页面文字:
• • • •
最终,陈升到了镇远,只是用望远镜远远地看了孩子。把老女人的信物给了她旧情人的儿子。一个人再次踏上火车。分不清这个世界是我的记忆,还是我是这世界的一个浮想……


“许多夜晚重叠, 悄然形成黑夜,玫瑰吸收光芒,大地按捺清香,为了寻找你,我搬进鸟的眼睛,经常盯着路过的风。”


虽然《路边野餐》这部电影顶着许多闪耀的荣誉头衔,但其实未看之前我对该片的背景,导演等几乎一无所知。在未参杂各方观点的情况下,只想说说作为普通影迷浅显的一点观影体验。

如今的国内影视行业,剧作内容大多歌颂精致的精英主义或者现实的利己主义,高楼耸立的繁华大都市,高颜值职业套装的白领精英们,过着舒适的小资生活,再加上几段纠葛不清的恋情,票房或者收视率也便基本得以保障。但是肉即便好吃,天天让你吃怕是也消化不良,审美疲劳。
• • • •
所供条目:

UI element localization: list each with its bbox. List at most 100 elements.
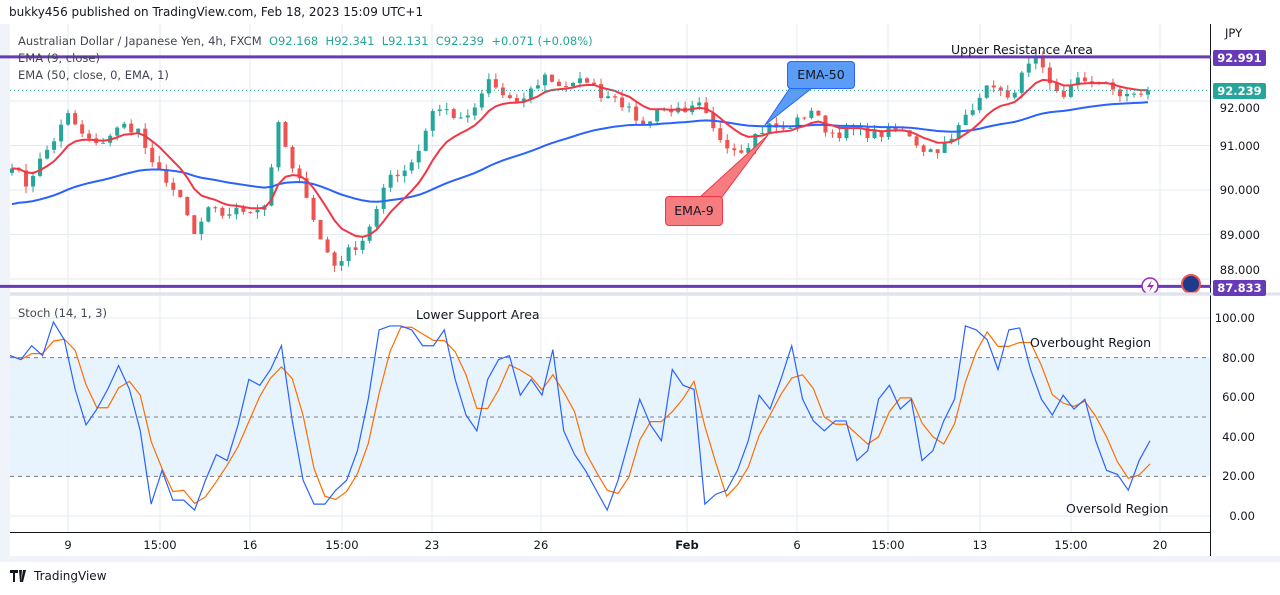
- candle: [199, 221, 204, 234]
- candle: [585, 78, 590, 83]
- candle: [563, 86, 568, 88]
- candle: [781, 127, 786, 129]
- time-tick: 13: [972, 538, 988, 552]
- candle: [444, 109, 449, 111]
- candle: [718, 128, 723, 140]
- candle: [290, 146, 295, 169]
- candle: [178, 189, 183, 197]
- candle: [514, 98, 519, 103]
- candle: [542, 74, 547, 86]
- candle: [704, 102, 709, 113]
- price-tick: 90.000: [1219, 183, 1260, 197]
- lightning-event-icon: [1147, 280, 1154, 292]
- tradingview-logo[interactable]: TradingView: [10, 569, 107, 583]
- ema9-line: [11, 78, 1149, 238]
- time-tick: 20: [1152, 538, 1168, 552]
- stoch-k-line: [9, 320, 1151, 512]
- close-value: C92.239: [435, 34, 484, 48]
- candle: [472, 107, 477, 116]
- stoch-legend[interactable]: Stoch (14, 1, 3): [18, 306, 107, 320]
- candle: [949, 138, 954, 143]
- stoch-tick: 60.00: [1222, 390, 1255, 404]
- time-tick: 6: [793, 538, 801, 552]
- candle: [458, 117, 463, 119]
- currency-label: JPY: [1225, 26, 1243, 40]
- symbol-name: Australian Dollar / Japanese Yen, 4h, FX…: [18, 34, 262, 48]
- candle: [283, 122, 288, 147]
- candle: [332, 252, 337, 266]
- candle: [381, 187, 386, 209]
- time-tick: 15:00: [143, 538, 177, 552]
- candle: [465, 115, 470, 118]
- time-tick: 9: [64, 538, 72, 552]
- candle: [1082, 77, 1087, 82]
- candle: [437, 109, 442, 112]
- candle: [641, 120, 646, 125]
- candle: [31, 175, 36, 187]
- candle: [1131, 93, 1136, 95]
- candle: [311, 197, 316, 220]
- candle: [970, 110, 975, 115]
- candle: [59, 124, 64, 142]
- candle: [73, 113, 78, 125]
- candle: [416, 150, 421, 163]
- candle: [304, 178, 309, 198]
- candle: [1110, 82, 1115, 90]
- candle: [760, 132, 765, 135]
- candle: [1117, 89, 1122, 97]
- candle: [157, 162, 162, 170]
- candle: [921, 145, 926, 152]
- time-tick: 15:00: [871, 538, 905, 552]
- candle: [907, 130, 912, 137]
- ema9-legend[interactable]: EMA (9, close): [18, 51, 100, 65]
- candle: [164, 169, 169, 183]
- brand-name: TradingView: [34, 569, 107, 583]
- candle: [935, 149, 940, 153]
- candle: [115, 127, 120, 136]
- ema50-callout: EMA-50: [787, 61, 855, 89]
- ema50-legend[interactable]: EMA (50, close, 0, EMA, 1): [18, 68, 169, 82]
- overbought-label: Overbought Region: [1030, 335, 1152, 350]
- published-by-text: bukky456 published on TradingView.com, F…: [9, 5, 424, 19]
- candle: [150, 147, 155, 163]
- candle: [648, 121, 653, 125]
- low-value: L92.131: [381, 34, 429, 48]
- time-tick: 23: [424, 538, 440, 552]
- candle: [325, 239, 330, 253]
- candle: [409, 162, 414, 171]
- candle: [865, 127, 870, 139]
- candle: [1019, 72, 1024, 93]
- time-tick: 15:00: [1054, 538, 1088, 552]
- time-tick: 15:00: [325, 538, 359, 552]
- candle: [599, 84, 604, 99]
- candle: [893, 127, 898, 130]
- stoch-tick: 100.00: [1214, 311, 1255, 325]
- candle: [746, 147, 751, 153]
- candle: [592, 82, 597, 85]
- upper-resistance-label: Upper Resistance Area: [951, 42, 1093, 57]
- tradingview-logo-icon: [10, 570, 26, 582]
- support-price-tag: 87.833: [1213, 280, 1266, 296]
- candle: [942, 142, 947, 153]
- candle: [220, 207, 225, 216]
- candle: [613, 96, 618, 98]
- candle: [374, 208, 379, 227]
- candle: [963, 114, 968, 126]
- resistance-price-tag: 92.991: [1213, 50, 1266, 66]
- candle: [914, 136, 919, 146]
- candle: [578, 78, 582, 84]
- candle: [213, 207, 218, 209]
- price-tick: 91.000: [1219, 139, 1260, 153]
- candle: [1012, 92, 1017, 98]
- candle: [136, 128, 141, 133]
- candle: [206, 207, 211, 222]
- candle: [1146, 90, 1150, 95]
- candle: [1005, 90, 1010, 98]
- candle: [549, 74, 554, 82]
- candle: [556, 81, 561, 87]
- candle: [248, 211, 253, 213]
- candle: [627, 106, 632, 108]
- candle: [535, 85, 540, 89]
- candle: [1054, 83, 1059, 91]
• • • •
任务要求:
1 > 请从《路边野餐》影评中逐字摘录一段文字，起于“虽然《路边野餐》这部电影顶着”，止于“吃怕是也消化不良,审美疲劳。”。
2 > 根据《路边野餐》影评，作者观影之前对这部电影的哪些方面几乎一无所知？
3 > 请接着《路边野餐》影评的最后一句往下续写。

依次输出:
1 >
虽然《路边野餐》这部电影顶着许多闪耀的荣誉头衔,但其实未看之前我对该片的背景,导演等几乎一无所知。在未参杂各方观点的情况下,只想说说作为普通影迷浅显的一点观影体验。

如今的国内影视行业,剧作内容大多歌颂精致的精英主义或者现实的利己主义,高楼耸立的繁华大都市,高颜值职业套装的白领精英们,过着舒适的小资生活,再加上几段纠葛不清的恋情,票房或者收视率也便基本得以保障。但是肉即便好吃,天天让你吃怕是也消化不良,审美疲劳。

2 > 作者对该片的背景、导演等几乎一无所知。

3 >
近两个小时的《路边野餐》,如其英文片名《Kaili Blues》,在凯里这座城市,充满一种蓝调式的忧郁伤感。导演毕赣的镜头语言里满是昏仄凋敝的街道和房间,也如贵州的天气一样,有种潮湿的水雾弥漫之感,为陈升后来如梦如幻的荡麦之旅奠定了基调。影片的开场阶段,客观冷静的镜头捕捉有点像贾樟柯的《三峡好人》,晃动的镜头,晦涩的基调,又有些类似娄烨的风格。但随着影片的深入,你会发现,其实也只是像而已,毕赣还是打下自己很深的个人风格烙印。



“命运布光的手,为我支起四十二架风车,源源不断的自然,宇宙来自于平衡,附近的星球来自于回声。沼泽来自于地面的失眠,褶皱来自于海,并来自于酒,通往岁月楼层的应急灯,通往我写诗的石缝,一定有人离开了会回来。腾空的竹篮装满爱,一定有某种破碎像泥土,某个谷底像手一样摊开。”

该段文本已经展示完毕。